[Exercise aim]: Reproduce every one of the entries below verbatim, keeping each line unchanged.

[Supplied data]:
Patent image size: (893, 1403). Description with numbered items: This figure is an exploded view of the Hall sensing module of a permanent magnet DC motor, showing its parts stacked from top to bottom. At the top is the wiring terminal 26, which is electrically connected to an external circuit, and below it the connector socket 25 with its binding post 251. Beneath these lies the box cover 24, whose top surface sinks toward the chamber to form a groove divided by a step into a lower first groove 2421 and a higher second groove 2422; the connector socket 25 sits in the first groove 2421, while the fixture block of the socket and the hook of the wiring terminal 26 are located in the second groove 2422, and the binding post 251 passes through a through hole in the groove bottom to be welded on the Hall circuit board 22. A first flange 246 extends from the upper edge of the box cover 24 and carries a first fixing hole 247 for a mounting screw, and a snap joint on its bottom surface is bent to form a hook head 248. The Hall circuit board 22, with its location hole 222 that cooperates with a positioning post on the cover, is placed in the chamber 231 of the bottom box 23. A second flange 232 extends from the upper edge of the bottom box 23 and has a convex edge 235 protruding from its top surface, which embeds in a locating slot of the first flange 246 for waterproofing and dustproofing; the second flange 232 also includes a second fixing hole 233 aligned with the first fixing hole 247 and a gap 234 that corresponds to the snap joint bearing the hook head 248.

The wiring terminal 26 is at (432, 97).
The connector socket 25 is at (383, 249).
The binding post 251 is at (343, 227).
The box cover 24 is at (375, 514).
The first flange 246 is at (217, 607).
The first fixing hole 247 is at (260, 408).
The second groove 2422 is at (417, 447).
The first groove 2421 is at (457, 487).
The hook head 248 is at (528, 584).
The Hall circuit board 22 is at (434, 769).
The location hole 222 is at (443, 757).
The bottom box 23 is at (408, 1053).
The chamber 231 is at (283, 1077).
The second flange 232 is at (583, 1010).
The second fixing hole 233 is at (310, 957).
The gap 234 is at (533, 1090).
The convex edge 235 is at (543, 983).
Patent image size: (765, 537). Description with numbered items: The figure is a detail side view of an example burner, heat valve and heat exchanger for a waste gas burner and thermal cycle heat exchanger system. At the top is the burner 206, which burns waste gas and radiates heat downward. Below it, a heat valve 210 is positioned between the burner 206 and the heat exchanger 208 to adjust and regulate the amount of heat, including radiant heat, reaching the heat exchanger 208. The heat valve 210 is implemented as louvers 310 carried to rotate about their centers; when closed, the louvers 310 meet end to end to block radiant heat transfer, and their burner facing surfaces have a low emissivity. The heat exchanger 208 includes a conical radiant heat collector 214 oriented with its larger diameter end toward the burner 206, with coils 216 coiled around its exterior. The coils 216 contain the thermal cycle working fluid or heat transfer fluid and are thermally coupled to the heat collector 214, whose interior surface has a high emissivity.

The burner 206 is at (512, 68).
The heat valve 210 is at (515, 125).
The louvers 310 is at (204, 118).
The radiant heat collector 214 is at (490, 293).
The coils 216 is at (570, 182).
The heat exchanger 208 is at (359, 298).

[Exercise answer]:
Patent image size: (893, 1403). Description with numbered items: This figure is an exploded view of the Hall sensing module of a permanent magnet DC motor, showing its parts stacked from top to bottom. At the top is the wiring terminal 26, which is electrically connected to an external circuit, and below it the connector socket 25 with its binding post 251. Beneath these lies the box cover 24, whose top surface sinks toward the chamber to form a groove divided by a step into a lower first groove 2421 and a higher second groove 2422; the connector socket 25 sits in the first groove 2421, while the fixture block of the socket and the hook of the wiring terminal 26 are located in the second groove 2422, and the binding post 251 passes through a through hole in the groove bottom to be welded on the Hall circuit board 22. A first flange 246 extends from the upper edge of the box cover 24 and carries a first fixing hole 247 for a mounting screw, and a snap joint on its bottom surface is bent to form a hook head 248. The Hall circuit board 22, with its location hole 222 that cooperates with a positioning post on the cover, is placed in the chamber 231 of the bottom box 23. A second flange 232 extends from the upper edge of the bottom box 23 and has a convex edge 235 protruding from its top surface, which embeds in a locating slot of the first flange 246 for waterproofing and dustproofing; the second flange 232 also includes a second fixing hole 233 aligned with the first fixing hole 247 and a gap 234 that corresponds to the snap joint bearing the hook head 248.

The wiring terminal 26 is at (432, 97).
The connector socket 25 is at (383, 249).
The binding post 251 is at (343, 227).
The box cover 24 is at (375, 514).
The first flange 246 is at (217, 607).
The first fixing hole 247 is at (260, 408).
The second groove 2422 is at (417, 447).
The first groove 2421 is at (457, 487).
The hook head 248 is at (528, 584).
The Hall circuit board 22 is at (434, 769).
The location hole 222 is at (443, 757).
The bottom box 23 is at (408, 1053).
The chamber 231 is at (283, 1077).
The second flange 232 is at (583, 1010).
The second fixing hole 233 is at (310, 957).
The gap 234 is at (533, 1090).
The convex edge 235 is at (543, 983).
Patent image size: (765, 537). Description with numbered items: The figure is a detail side view of an example burner, heat valve and heat exchanger for a waste gas burner and thermal cycle heat exchanger system. At the top is the burner 206, which burns waste gas and radiates heat downward. Below it, a heat valve 210 is positioned between the burner 206 and the heat exchanger 208 to adjust and regulate the amount of heat, including radiant heat, reaching the heat exchanger 208. The heat valve 210 is implemented as louvers 310 carried to rotate about their centers; when closed, the louvers 310 meet end to end to block radiant heat transfer, and their burner facing surfaces have a low emissivity. The heat exchanger 208 includes a conical radiant heat collector 214 oriented with its larger diameter end toward the burner 206, with coils 216 coiled around its exterior. The coils 216 contain the thermal cycle working fluid or heat transfer fluid and are thermally coupled to the heat collector 214, whose interior surface has a high emissivity.

The burner 206 is at (512, 68).
The heat valve 210 is at (515, 125).
The louvers 310 is at (204, 118).
The radiant heat collector 214 is at (490, 293).
The coils 216 is at (570, 182).
The heat exchanger 208 is at (359, 298).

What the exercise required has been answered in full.